Isolate every line in the records below with "течение" in it.

[Saved entries]
□ □ □ □ □ □ □

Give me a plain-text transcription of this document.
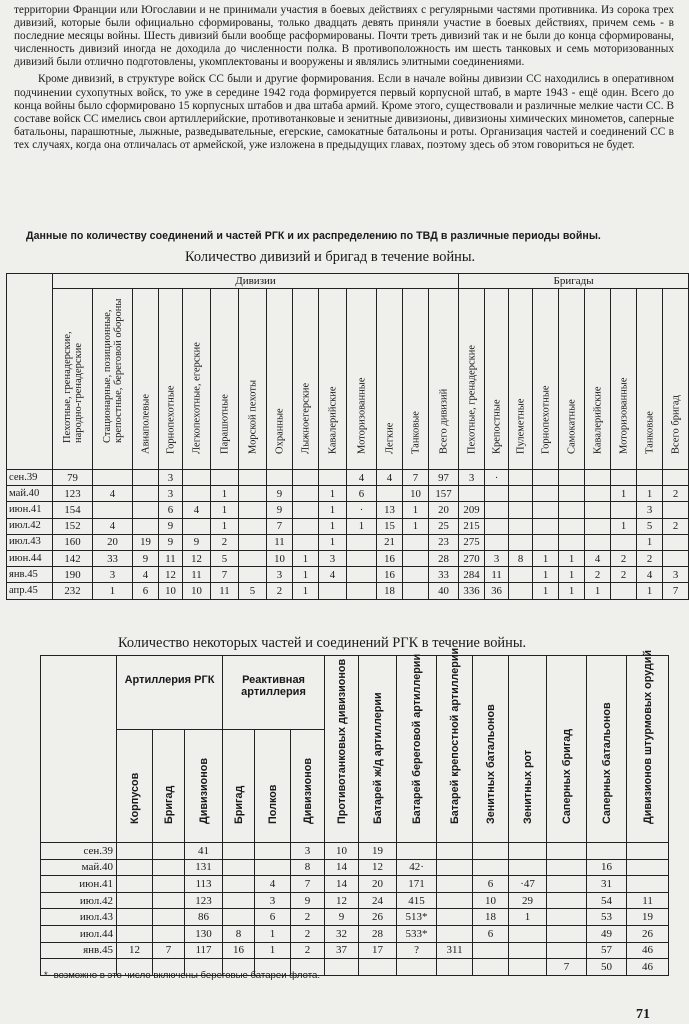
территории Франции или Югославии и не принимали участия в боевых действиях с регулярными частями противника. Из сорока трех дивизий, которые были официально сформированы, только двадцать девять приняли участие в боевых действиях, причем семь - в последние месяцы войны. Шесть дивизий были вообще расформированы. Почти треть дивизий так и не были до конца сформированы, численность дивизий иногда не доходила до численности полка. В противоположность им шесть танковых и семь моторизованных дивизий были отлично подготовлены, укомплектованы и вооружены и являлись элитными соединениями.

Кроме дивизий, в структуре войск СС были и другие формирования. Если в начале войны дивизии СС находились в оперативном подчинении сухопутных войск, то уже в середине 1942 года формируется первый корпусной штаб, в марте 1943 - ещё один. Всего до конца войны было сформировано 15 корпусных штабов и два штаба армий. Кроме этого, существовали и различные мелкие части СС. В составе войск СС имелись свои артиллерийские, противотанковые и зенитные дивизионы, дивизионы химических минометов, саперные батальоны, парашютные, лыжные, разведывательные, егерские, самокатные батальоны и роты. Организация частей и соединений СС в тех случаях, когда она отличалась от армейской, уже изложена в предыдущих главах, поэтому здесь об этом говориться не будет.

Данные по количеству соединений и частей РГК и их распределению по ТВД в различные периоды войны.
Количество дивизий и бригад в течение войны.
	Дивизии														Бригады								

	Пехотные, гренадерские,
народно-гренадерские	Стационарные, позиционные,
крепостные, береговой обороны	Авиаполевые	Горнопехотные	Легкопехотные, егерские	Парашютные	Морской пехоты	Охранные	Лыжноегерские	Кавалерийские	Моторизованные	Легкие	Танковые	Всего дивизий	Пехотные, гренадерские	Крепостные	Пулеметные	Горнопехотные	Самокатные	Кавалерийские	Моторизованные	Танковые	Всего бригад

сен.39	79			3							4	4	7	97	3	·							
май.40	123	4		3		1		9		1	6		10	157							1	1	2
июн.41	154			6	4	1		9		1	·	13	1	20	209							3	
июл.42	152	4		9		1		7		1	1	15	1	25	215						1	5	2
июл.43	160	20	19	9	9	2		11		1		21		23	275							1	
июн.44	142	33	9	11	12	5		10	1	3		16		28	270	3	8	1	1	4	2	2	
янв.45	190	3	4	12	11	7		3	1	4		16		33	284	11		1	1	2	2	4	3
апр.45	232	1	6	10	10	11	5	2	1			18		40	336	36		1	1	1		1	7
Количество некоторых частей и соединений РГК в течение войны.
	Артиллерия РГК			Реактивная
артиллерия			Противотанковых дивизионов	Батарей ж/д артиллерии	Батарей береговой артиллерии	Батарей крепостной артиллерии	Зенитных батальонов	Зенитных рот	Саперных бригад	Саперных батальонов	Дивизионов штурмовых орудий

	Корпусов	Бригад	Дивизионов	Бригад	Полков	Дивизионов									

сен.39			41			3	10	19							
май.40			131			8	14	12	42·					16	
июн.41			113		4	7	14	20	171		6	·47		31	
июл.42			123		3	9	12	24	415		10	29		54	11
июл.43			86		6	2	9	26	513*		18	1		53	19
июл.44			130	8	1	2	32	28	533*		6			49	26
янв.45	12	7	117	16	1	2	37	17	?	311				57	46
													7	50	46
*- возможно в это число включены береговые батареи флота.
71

□ □ □ □ □ □ □

* [THE SOLUTION]:
Количество дивизий и бригад в течение войны.
Количество некоторых частей и соединений РГК в течение войны.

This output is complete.